* _SHORT EXERCISE A_
Summarize the excerpt on pmem address management in Xen in three sentences.

* _DOCUMENT PASSAGE_
# # #

Again, isn't that deprecated and the new mechanism (pokng at some register)
has to be used?
> 
> 4.2 pmem Address Management
> 
>  pmem address management is primarily composed of three parts:
>  (1) detection of pmem devices and their address ranges, which is
>      accomplished by Dom0 Linux pmem driver and Xen hypervisor;
>  (2) get SPA ranges of an pmem area that will be mapped to domain
>      which is accomplished by xl;
>  (3) map the pmem area to a domain, which is accomplished by qemu and
s/qemu/QEMU/
>      Xen hypervisor.
> 
>  Our design intends to reuse the current memory management for normal
>  RAM in Xen to manage the mapping of pmem. Then we will come across a
>  problem: where we store the memory management data structs for pmem.

s/we store/where to/
> 
>  The rest of this section addresses above aspects respectively.

Wait. What about alternatives? Why treat it as a RAM region instead of
as an MMIO region?

> 
> 4.2.1 Reserve Storage for Management Structures
> 
>  A core data struct in Xen memory management is 'struct page_info'.
>  For normal ram, Xen creates a page_info struct for each page. For
>  pmem, we are going to do the same. However, for large capacity pmem
>  devices (e.g. several terabytes or even larger), a large amount of
>  page_info structs will occupy too much storage space that cannot
>  fit in the normal ram.

# # #

* _RECORDS TO USE_

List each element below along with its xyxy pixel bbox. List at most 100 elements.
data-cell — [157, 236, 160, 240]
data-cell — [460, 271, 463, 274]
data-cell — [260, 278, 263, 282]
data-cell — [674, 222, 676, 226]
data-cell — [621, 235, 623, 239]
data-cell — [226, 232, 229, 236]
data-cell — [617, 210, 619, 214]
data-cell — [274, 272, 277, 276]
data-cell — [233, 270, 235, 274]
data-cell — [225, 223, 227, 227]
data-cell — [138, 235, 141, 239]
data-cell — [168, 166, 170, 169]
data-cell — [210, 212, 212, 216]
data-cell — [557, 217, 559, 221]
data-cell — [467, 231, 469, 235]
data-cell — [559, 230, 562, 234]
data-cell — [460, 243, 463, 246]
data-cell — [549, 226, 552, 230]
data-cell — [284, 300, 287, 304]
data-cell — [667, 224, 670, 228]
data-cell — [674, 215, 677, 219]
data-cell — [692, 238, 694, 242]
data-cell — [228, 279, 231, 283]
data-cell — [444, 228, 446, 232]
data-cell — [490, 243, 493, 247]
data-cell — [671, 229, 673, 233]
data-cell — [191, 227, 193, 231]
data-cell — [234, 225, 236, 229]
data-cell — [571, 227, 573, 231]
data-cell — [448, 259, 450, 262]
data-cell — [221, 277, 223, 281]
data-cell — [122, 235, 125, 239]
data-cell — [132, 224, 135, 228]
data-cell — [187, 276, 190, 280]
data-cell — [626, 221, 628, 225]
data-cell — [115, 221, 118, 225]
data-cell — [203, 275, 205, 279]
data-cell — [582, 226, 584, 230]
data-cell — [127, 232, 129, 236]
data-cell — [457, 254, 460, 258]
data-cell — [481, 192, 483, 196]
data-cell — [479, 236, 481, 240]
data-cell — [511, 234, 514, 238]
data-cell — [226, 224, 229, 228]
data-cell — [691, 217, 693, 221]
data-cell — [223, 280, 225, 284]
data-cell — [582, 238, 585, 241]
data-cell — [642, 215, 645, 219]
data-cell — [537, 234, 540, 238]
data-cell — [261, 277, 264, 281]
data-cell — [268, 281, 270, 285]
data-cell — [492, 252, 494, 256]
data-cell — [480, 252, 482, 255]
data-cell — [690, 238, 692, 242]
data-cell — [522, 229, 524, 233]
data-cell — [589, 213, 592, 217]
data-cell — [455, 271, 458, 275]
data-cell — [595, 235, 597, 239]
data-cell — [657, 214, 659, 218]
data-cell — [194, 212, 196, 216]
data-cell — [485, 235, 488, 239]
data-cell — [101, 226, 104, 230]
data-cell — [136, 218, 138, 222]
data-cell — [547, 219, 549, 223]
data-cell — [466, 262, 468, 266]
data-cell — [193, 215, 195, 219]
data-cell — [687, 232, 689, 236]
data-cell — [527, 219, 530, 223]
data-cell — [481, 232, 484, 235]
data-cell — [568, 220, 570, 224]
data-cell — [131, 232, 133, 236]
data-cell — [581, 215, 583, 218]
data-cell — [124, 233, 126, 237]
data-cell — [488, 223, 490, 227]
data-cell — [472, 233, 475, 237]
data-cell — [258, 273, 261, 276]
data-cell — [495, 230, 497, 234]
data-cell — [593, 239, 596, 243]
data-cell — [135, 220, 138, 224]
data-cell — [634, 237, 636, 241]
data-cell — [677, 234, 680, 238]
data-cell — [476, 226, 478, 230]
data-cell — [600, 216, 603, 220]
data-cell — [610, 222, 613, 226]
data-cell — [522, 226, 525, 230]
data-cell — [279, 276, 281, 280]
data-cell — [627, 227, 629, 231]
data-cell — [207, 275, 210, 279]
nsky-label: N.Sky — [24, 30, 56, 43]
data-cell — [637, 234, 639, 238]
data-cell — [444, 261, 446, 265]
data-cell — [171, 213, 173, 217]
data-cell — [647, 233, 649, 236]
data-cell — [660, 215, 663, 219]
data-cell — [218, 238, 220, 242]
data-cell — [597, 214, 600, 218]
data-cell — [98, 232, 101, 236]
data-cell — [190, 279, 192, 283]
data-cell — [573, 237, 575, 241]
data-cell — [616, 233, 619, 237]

# # #

* _SHORT EXERCISE B_
Identify every line of the entries that contains the string "element". Matching is case-sensitive.

* _EXERCISE RESULT A_
Pmem address management has three parts: the Dom0 Linux pmem driver and the Xen hypervisor detect pmem devices and their address ranges, xl gets the SPA ranges of a pmem area to be mapped to a domain, and qemu and the Xen hypervisor map that area to the domain. The design reuses Xen's memory management for normal RAM, so a page_info struct is created for each pmem page, but for pmem devices of several terabytes or more these structs would take too much space to fit in normal RAM. A reviewer asks whether a mechanism mentioned is deprecated, and why pmem is treated as a RAM region rather than an MMIO region.

* _EXERCISE RESULT B_
List each element below along with its xyxy pixel bbox. List at most 100 elements.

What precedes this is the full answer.